=== Exercise requirements ===
Check each line of the records below and collect those holding "content".

+++++

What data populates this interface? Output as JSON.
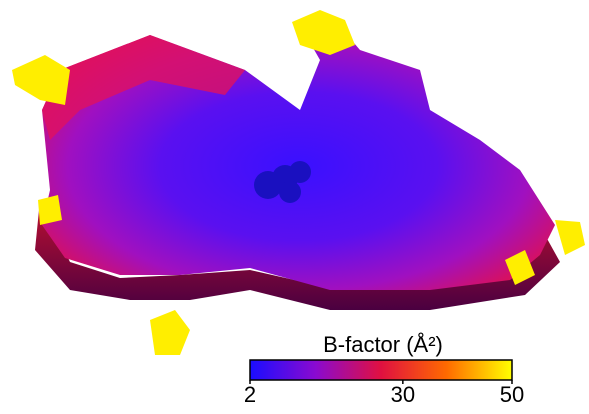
{
  "colorbar": {
    "title": "B-factor (Å²)",
    "lim": [
      2,
      50
    ],
    "ticks": [
      2,
      30,
      50
    ],
    "colors": [
      "#1a0dff",
      "#8a0ad0",
      "#e01040",
      "#ff6a00",
      "#ffff00"
    ]
  }
}
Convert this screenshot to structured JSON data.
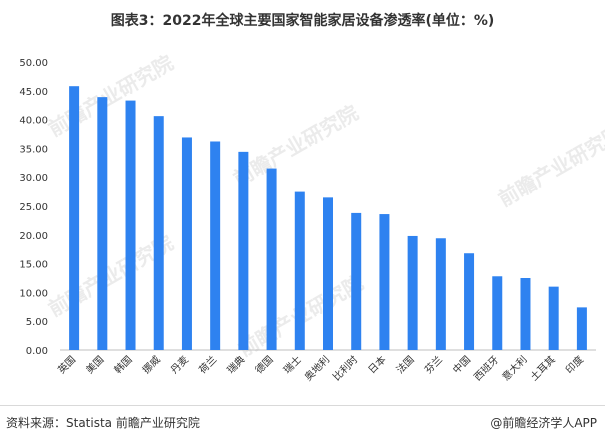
{
  "title": "图表3：2022年全球主要国家智能家居设备渗透率(单位：%)",
  "source": "资料来源：Statista 前瞻产业研究院",
  "brand": "@前瞻经济学人APP",
  "watermark": "前瞻产业研究院",
  "chart_data": {
    "type": "bar",
    "title": "图表3：2022年全球主要国家智能家居设备渗透率(单位：%)",
    "xlabel": "",
    "ylabel": "",
    "categories": [
      "英国",
      "美国",
      "韩国",
      "挪威",
      "丹麦",
      "荷兰",
      "瑞典",
      "德国",
      "瑞士",
      "奥地利",
      "比利时",
      "日本",
      "法国",
      "芬兰",
      "中国",
      "西班牙",
      "意大利",
      "土耳其",
      "印度"
    ],
    "values": [
      45.8,
      43.9,
      43.3,
      40.6,
      36.9,
      36.2,
      34.4,
      31.5,
      27.5,
      26.5,
      23.8,
      23.6,
      19.8,
      19.4,
      16.8,
      12.8,
      12.5,
      11.0,
      7.4
    ],
    "yticks": [
      "0.00",
      "5.00",
      "10.00",
      "15.00",
      "20.00",
      "25.00",
      "30.00",
      "35.00",
      "40.00",
      "45.00",
      "50.00"
    ],
    "ylim": [
      0,
      50
    ],
    "grid": false,
    "legend": "none",
    "bar_color": "#2e82f0"
  }
}
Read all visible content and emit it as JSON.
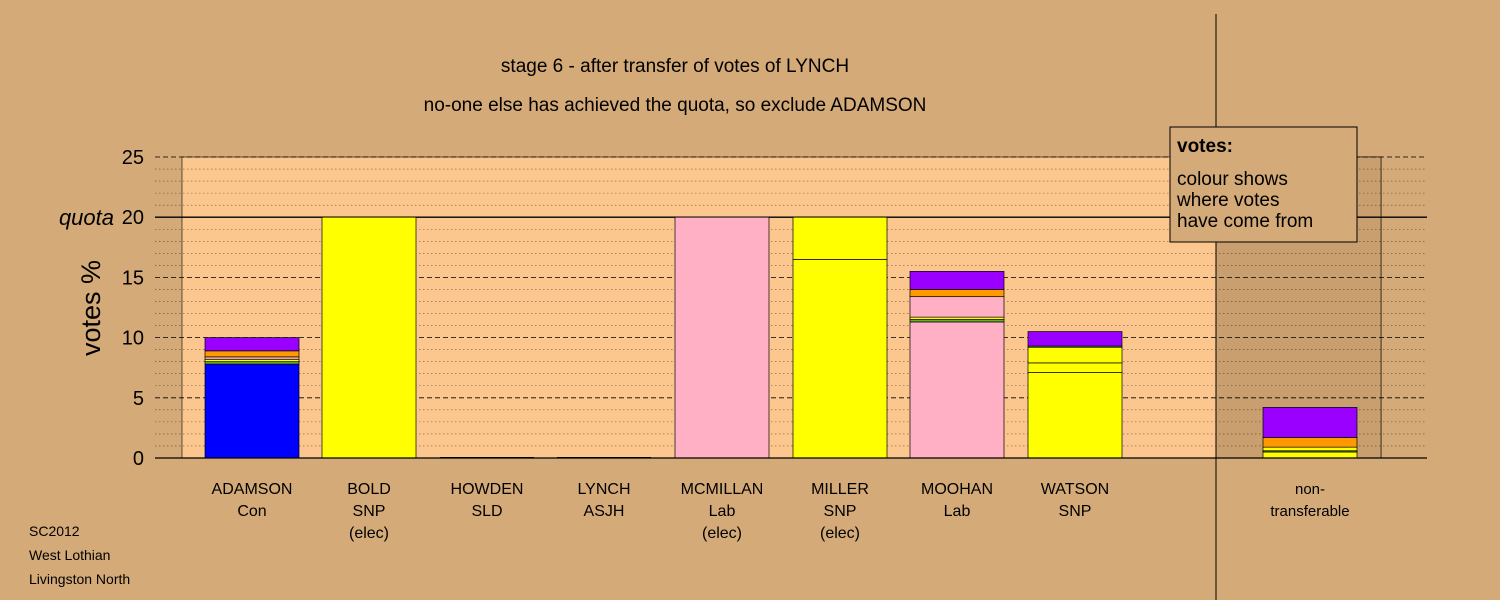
{
  "colors": {
    "background": "#d4aa78",
    "plot_area": "#fcc78e",
    "shade": "#c99f6f",
    "Con": "#0000ff",
    "SNP": "#ffff00",
    "Lab": "#ffb0c4",
    "LD": "#ff9900",
    "Other": "#9900ff",
    "Green": "#66aa33"
  },
  "chart_data": {
    "type": "bar",
    "stacked": true,
    "title": "stage 6 - after transfer of votes of LYNCH",
    "subtitle": "no-one else has achieved the quota, so exclude ADAMSON",
    "xlabel": "",
    "ylabel": "votes %",
    "ylim": [
      0,
      25
    ],
    "yticks": [
      0,
      5,
      10,
      15,
      20,
      25
    ],
    "quota": 20,
    "quota_label": "quota",
    "grid": true,
    "categories": [
      {
        "name": "ADAMSON",
        "party": "Con",
        "note": ""
      },
      {
        "name": "BOLD",
        "party": "SNP",
        "note": "(elec)"
      },
      {
        "name": "HOWDEN",
        "party": "SLD",
        "note": ""
      },
      {
        "name": "LYNCH",
        "party": "ASJH",
        "note": ""
      },
      {
        "name": "MCMILLAN",
        "party": "Lab",
        "note": "(elec)"
      },
      {
        "name": "MILLER",
        "party": "SNP",
        "note": "(elec)"
      },
      {
        "name": "MOOHAN",
        "party": "Lab",
        "note": ""
      },
      {
        "name": "WATSON",
        "party": "SNP",
        "note": ""
      },
      {
        "name": "non-",
        "party": "transferable",
        "note": ""
      }
    ],
    "stacks": [
      [
        {
          "source": "Con",
          "value": 7.8
        },
        {
          "source": "Green",
          "value": 0.2
        },
        {
          "source": "SNP",
          "value": 0.2
        },
        {
          "source": "Lab",
          "value": 0.2
        },
        {
          "source": "LD",
          "value": 0.5
        },
        {
          "source": "Other",
          "value": 1.1
        }
      ],
      [
        {
          "source": "SNP",
          "value": 20.0
        }
      ],
      [],
      [],
      [
        {
          "source": "Lab",
          "value": 20.0
        }
      ],
      [
        {
          "source": "SNP",
          "value": 16.5
        },
        {
          "source": "SNP",
          "value": 3.5
        }
      ],
      [
        {
          "source": "Lab",
          "value": 11.3
        },
        {
          "source": "Green",
          "value": 0.2
        },
        {
          "source": "SNP",
          "value": 0.2
        },
        {
          "source": "Lab",
          "value": 1.7
        },
        {
          "source": "LD",
          "value": 0.6
        },
        {
          "source": "Other",
          "value": 1.5
        }
      ],
      [
        {
          "source": "SNP",
          "value": 7.1
        },
        {
          "source": "SNP",
          "value": 0.8
        },
        {
          "source": "SNP",
          "value": 1.3
        },
        {
          "source": "Green",
          "value": 0.1
        },
        {
          "source": "Other",
          "value": 1.2
        }
      ],
      [
        {
          "source": "SNP",
          "value": 0.5
        },
        {
          "source": "Green",
          "value": 0.1
        },
        {
          "source": "SNP",
          "value": 0.3
        },
        {
          "source": "LD",
          "value": 0.8
        },
        {
          "source": "Other",
          "value": 2.5
        }
      ]
    ],
    "legend": {
      "title": "votes:",
      "lines": [
        "colour shows",
        "where votes",
        "have come from"
      ],
      "placement": "top-right"
    }
  },
  "footer": {
    "lines": [
      "SC2012",
      "West Lothian",
      "Livingston North"
    ]
  }
}
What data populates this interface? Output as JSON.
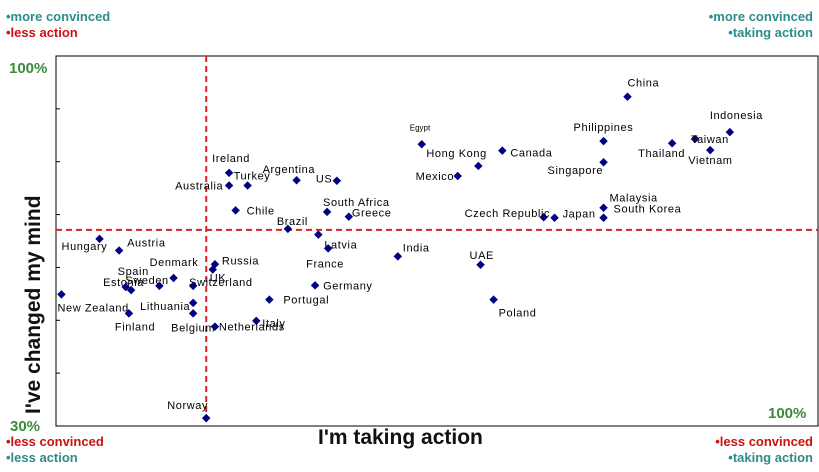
{
  "corners": {
    "top_left": {
      "line1": "•more convinced",
      "line2": "•less action"
    },
    "top_right": {
      "line1": "•more convinced",
      "line2": "•taking action"
    },
    "bottom_left": {
      "line1": "•less convinced",
      "line2": "•less action"
    },
    "bottom_right": {
      "line1": "•less convinced",
      "line2": "•taking action"
    }
  },
  "colors": {
    "blue_text": "#2e8b8b",
    "red_text": "#cc1111",
    "percent": "#3a8a3a",
    "marker": "#000080",
    "reference_line": "#e02020"
  },
  "chart_data": {
    "type": "scatter",
    "xlabel": "I'm taking action",
    "ylabel": "I've changed my mind",
    "xlim_label": "100%",
    "ylim_top_label": "100%",
    "origin_label": "30%",
    "xlim": [
      30,
      100
    ],
    "ylim": [
      30,
      100
    ],
    "reference_lines": {
      "x": 43.8,
      "y": 67.1
    },
    "grid": false,
    "points": [
      {
        "name": "China",
        "x": 82.5,
        "y": 92.3
      },
      {
        "name": "Indonesia",
        "x": 91.9,
        "y": 85.6
      },
      {
        "name": "Taiwan",
        "x": 88.7,
        "y": 84.3
      },
      {
        "name": "Thailand",
        "x": 86.6,
        "y": 83.5
      },
      {
        "name": "Vietnam",
        "x": 90.1,
        "y": 82.2
      },
      {
        "name": "Philippines",
        "x": 80.3,
        "y": 83.9
      },
      {
        "name": "Egypt",
        "x": 63.6,
        "y": 83.3
      },
      {
        "name": "Canada",
        "x": 71.0,
        "y": 82.1
      },
      {
        "name": "Hong Kong",
        "x": 68.8,
        "y": 79.2
      },
      {
        "name": "Singapore",
        "x": 80.3,
        "y": 79.9
      },
      {
        "name": "Mexico",
        "x": 66.9,
        "y": 77.3
      },
      {
        "name": "Ireland",
        "x": 45.9,
        "y": 77.9
      },
      {
        "name": "Argentina",
        "x": 52.1,
        "y": 76.5
      },
      {
        "name": "US",
        "x": 55.8,
        "y": 76.4
      },
      {
        "name": "Turkey",
        "x": 47.6,
        "y": 75.5
      },
      {
        "name": "Australia",
        "x": 45.9,
        "y": 75.5
      },
      {
        "name": "Malaysia",
        "x": 80.3,
        "y": 71.3
      },
      {
        "name": "South Africa",
        "x": 54.9,
        "y": 70.5
      },
      {
        "name": "Chile",
        "x": 46.5,
        "y": 70.8
      },
      {
        "name": "Brazil",
        "x": 51.3,
        "y": 67.3
      },
      {
        "name": "Greece",
        "x": 56.9,
        "y": 69.6
      },
      {
        "name": "Czech Republic",
        "x": 74.8,
        "y": 69.5
      },
      {
        "name": "Japan",
        "x": 75.8,
        "y": 69.4
      },
      {
        "name": "South Korea",
        "x": 80.3,
        "y": 69.4
      },
      {
        "name": "Latvia",
        "x": 54.1,
        "y": 66.2
      },
      {
        "name": "Hungary",
        "x": 34.0,
        "y": 65.4
      },
      {
        "name": "Austria",
        "x": 35.8,
        "y": 63.2
      },
      {
        "name": "France",
        "x": 55.0,
        "y": 63.6
      },
      {
        "name": "India",
        "x": 61.4,
        "y": 62.1
      },
      {
        "name": "UAE",
        "x": 69.0,
        "y": 60.5
      },
      {
        "name": "Russia",
        "x": 44.6,
        "y": 60.6
      },
      {
        "name": "UK",
        "x": 44.4,
        "y": 59.6
      },
      {
        "name": "Denmark",
        "x": 40.8,
        "y": 58.0
      },
      {
        "name": "Sweden",
        "x": 39.5,
        "y": 56.5
      },
      {
        "name": "Switzerland",
        "x": 42.6,
        "y": 56.5
      },
      {
        "name": "Spain",
        "x": 36.4,
        "y": 56.3
      },
      {
        "name": "Estonia",
        "x": 36.9,
        "y": 55.7
      },
      {
        "name": "Germany",
        "x": 53.8,
        "y": 56.6
      },
      {
        "name": "New Zealand",
        "x": 30.5,
        "y": 54.9
      },
      {
        "name": "Portugal",
        "x": 49.6,
        "y": 53.9
      },
      {
        "name": "Lithuania",
        "x": 42.6,
        "y": 53.3
      },
      {
        "name": "Poland",
        "x": 70.2,
        "y": 53.9
      },
      {
        "name": "Finland",
        "x": 36.7,
        "y": 51.3
      },
      {
        "name": "Belgium",
        "x": 42.6,
        "y": 51.3
      },
      {
        "name": "Italy",
        "x": 48.4,
        "y": 49.9
      },
      {
        "name": "Netherlands",
        "x": 44.6,
        "y": 48.8
      },
      {
        "name": "Norway",
        "x": 43.8,
        "y": 31.5
      }
    ]
  }
}
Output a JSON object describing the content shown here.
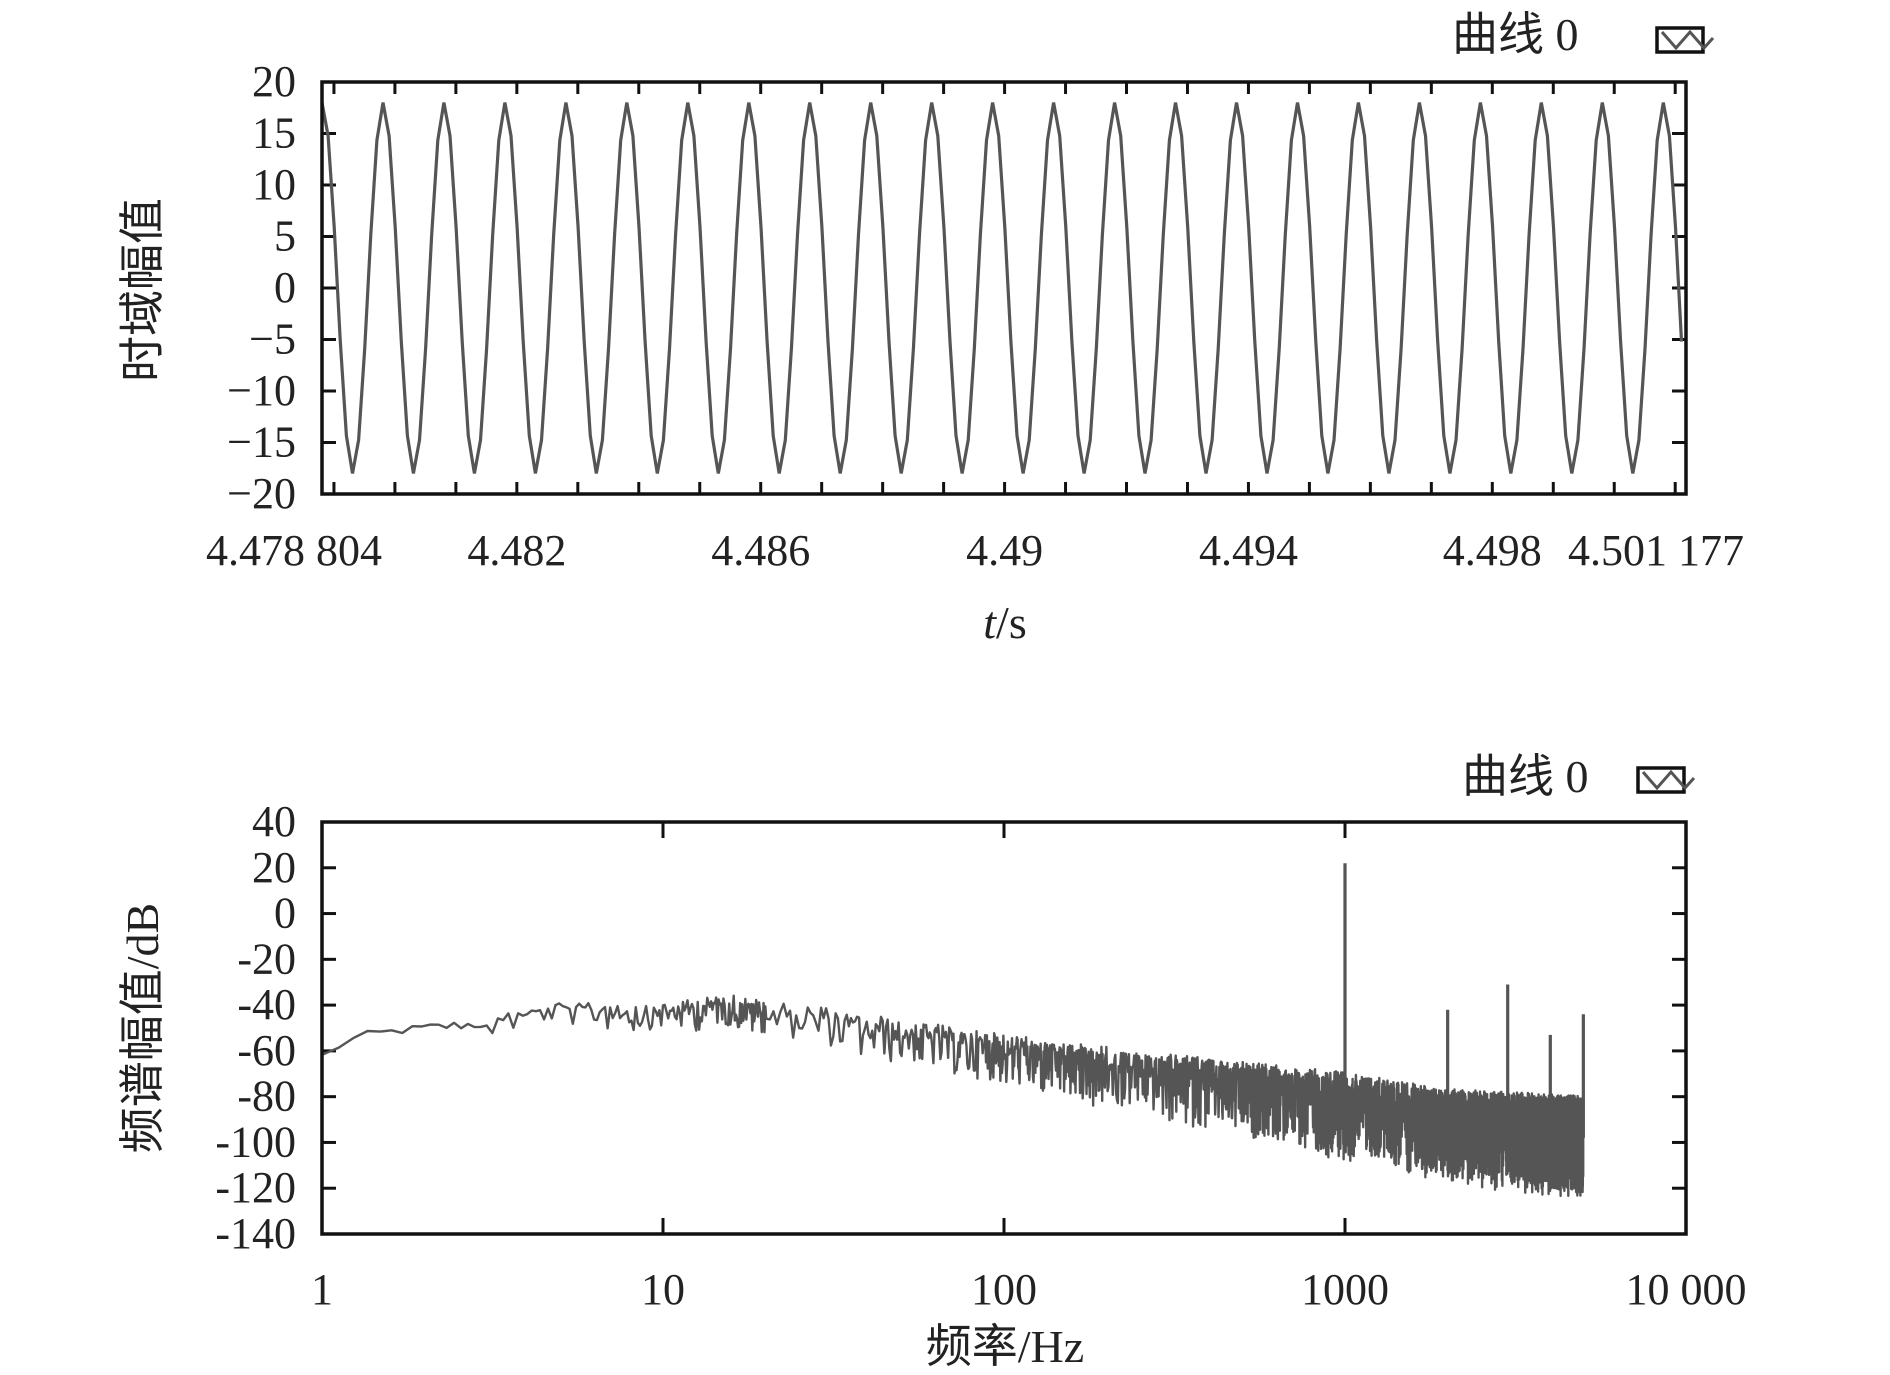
{
  "colors": {
    "line": "#555555",
    "frame": "#111111",
    "text": "#222222",
    "background": "#ffffff"
  },
  "chart_data": [
    {
      "type": "line",
      "xlabel_italic": "t",
      "xlabel_rest": "/s",
      "ylabel": "时域幅值",
      "xlim": [
        4.478804,
        4.501177
      ],
      "ylim": [
        -20,
        20
      ],
      "x_ticks": [
        4.482,
        4.486,
        4.49,
        4.494,
        4.498
      ],
      "x_tick_labels": [
        "4.482",
        "4.486",
        "4.49",
        "4.494",
        "4.498"
      ],
      "x_edge_labels": [
        "4.478 804",
        "4.501 177"
      ],
      "y_ticks": [
        20,
        15,
        10,
        5,
        0,
        -5,
        -10,
        -15,
        -20
      ],
      "y_tick_labels": [
        "20",
        "15",
        "10",
        "5",
        "0",
        "−5",
        "−10",
        "−15",
        "−20"
      ],
      "legend": {
        "label": "曲线 0",
        "position": "top-right"
      },
      "series": [
        {
          "amplitude": 18,
          "frequency_hz": 1000,
          "samples_per_second": 10000,
          "values_note": "sampled sine wave"
        }
      ]
    },
    {
      "type": "line",
      "xlabel": "频率/Hz",
      "ylabel": "频谱幅值/dB",
      "x_scale": "log",
      "xlim": [
        1,
        10000
      ],
      "ylim": [
        -140,
        40
      ],
      "x_ticks": [
        1,
        10,
        100,
        1000,
        10000
      ],
      "x_tick_labels": [
        "1",
        "10",
        "100",
        "1000",
        "10 000"
      ],
      "y_ticks": [
        40,
        20,
        0,
        -20,
        -40,
        -60,
        -80,
        -100,
        -120,
        -140
      ],
      "y_tick_labels": [
        "40",
        "20",
        "0",
        "-20",
        "-40",
        "-60",
        "-80",
        "-100",
        "-120",
        "-140"
      ],
      "legend": {
        "label": "曲线 0",
        "position": "top-right"
      },
      "spectrum": {
        "x_max": 5000,
        "trend": [
          [
            1,
            -62
          ],
          [
            1.3,
            -53
          ],
          [
            2,
            -50
          ],
          [
            3,
            -48
          ],
          [
            5,
            -42
          ],
          [
            10,
            -43
          ],
          [
            15,
            -40
          ],
          [
            30,
            -47
          ],
          [
            100,
            -60
          ],
          [
            300,
            -70
          ],
          [
            1000,
            -80
          ],
          [
            2000,
            -88
          ],
          [
            5000,
            -92
          ]
        ],
        "noise_depth": [
          [
            1,
            2
          ],
          [
            10,
            8
          ],
          [
            100,
            15
          ],
          [
            1000,
            25
          ],
          [
            5000,
            30
          ]
        ],
        "peaks": [
          {
            "x": 1000,
            "y": 22
          },
          {
            "x": 2000,
            "y": -42
          },
          {
            "x": 3000,
            "y": -31
          },
          {
            "x": 4000,
            "y": -53
          },
          {
            "x": 5000,
            "y": -44
          }
        ]
      }
    }
  ]
}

+++++

=== Exercise solution ===
Read all visible content and emit it as JSON.
Output a JSON object describing the content shown here.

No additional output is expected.